◆ REQUIREMENT ◆
Provide the number of lines where the word "全国先进工作者" occurs, and no other text.

◆ INFORMATION SHOWN ◆
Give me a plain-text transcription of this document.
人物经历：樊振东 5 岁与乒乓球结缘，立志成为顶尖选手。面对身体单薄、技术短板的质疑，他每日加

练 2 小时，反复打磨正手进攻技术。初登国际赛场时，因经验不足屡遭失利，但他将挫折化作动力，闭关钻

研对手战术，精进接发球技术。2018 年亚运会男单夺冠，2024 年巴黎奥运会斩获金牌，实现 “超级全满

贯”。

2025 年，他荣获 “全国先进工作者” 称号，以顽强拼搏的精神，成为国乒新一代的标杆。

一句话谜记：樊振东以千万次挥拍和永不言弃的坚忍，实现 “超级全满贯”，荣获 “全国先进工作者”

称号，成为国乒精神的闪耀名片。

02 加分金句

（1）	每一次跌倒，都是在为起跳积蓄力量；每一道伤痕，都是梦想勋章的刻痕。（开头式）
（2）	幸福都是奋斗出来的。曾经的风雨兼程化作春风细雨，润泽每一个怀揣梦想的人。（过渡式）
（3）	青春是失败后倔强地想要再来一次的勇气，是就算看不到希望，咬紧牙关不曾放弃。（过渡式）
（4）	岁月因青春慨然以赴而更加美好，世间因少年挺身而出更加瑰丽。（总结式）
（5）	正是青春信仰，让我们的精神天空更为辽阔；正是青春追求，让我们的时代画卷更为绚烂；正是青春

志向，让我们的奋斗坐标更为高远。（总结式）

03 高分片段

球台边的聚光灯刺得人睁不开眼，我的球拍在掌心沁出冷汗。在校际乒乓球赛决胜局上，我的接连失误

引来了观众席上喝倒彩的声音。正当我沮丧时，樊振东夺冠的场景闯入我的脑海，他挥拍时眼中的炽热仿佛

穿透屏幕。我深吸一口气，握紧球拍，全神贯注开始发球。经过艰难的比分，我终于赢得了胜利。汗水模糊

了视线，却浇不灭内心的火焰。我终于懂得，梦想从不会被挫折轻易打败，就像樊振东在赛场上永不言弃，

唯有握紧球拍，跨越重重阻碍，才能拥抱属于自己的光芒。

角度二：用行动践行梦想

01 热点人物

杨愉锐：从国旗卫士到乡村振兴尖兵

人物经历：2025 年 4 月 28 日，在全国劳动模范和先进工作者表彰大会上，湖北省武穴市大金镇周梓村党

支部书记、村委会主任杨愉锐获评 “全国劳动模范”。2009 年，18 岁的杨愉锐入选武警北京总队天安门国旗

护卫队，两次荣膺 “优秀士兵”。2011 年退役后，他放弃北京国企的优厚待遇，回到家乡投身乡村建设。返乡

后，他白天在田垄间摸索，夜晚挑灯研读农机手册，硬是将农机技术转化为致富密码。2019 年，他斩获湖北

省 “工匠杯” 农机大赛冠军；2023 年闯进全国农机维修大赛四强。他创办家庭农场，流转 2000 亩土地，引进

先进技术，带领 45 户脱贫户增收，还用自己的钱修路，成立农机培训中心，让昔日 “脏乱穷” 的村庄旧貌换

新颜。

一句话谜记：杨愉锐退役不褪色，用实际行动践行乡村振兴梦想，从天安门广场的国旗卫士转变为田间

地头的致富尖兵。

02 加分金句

◆ REPLY ◆
2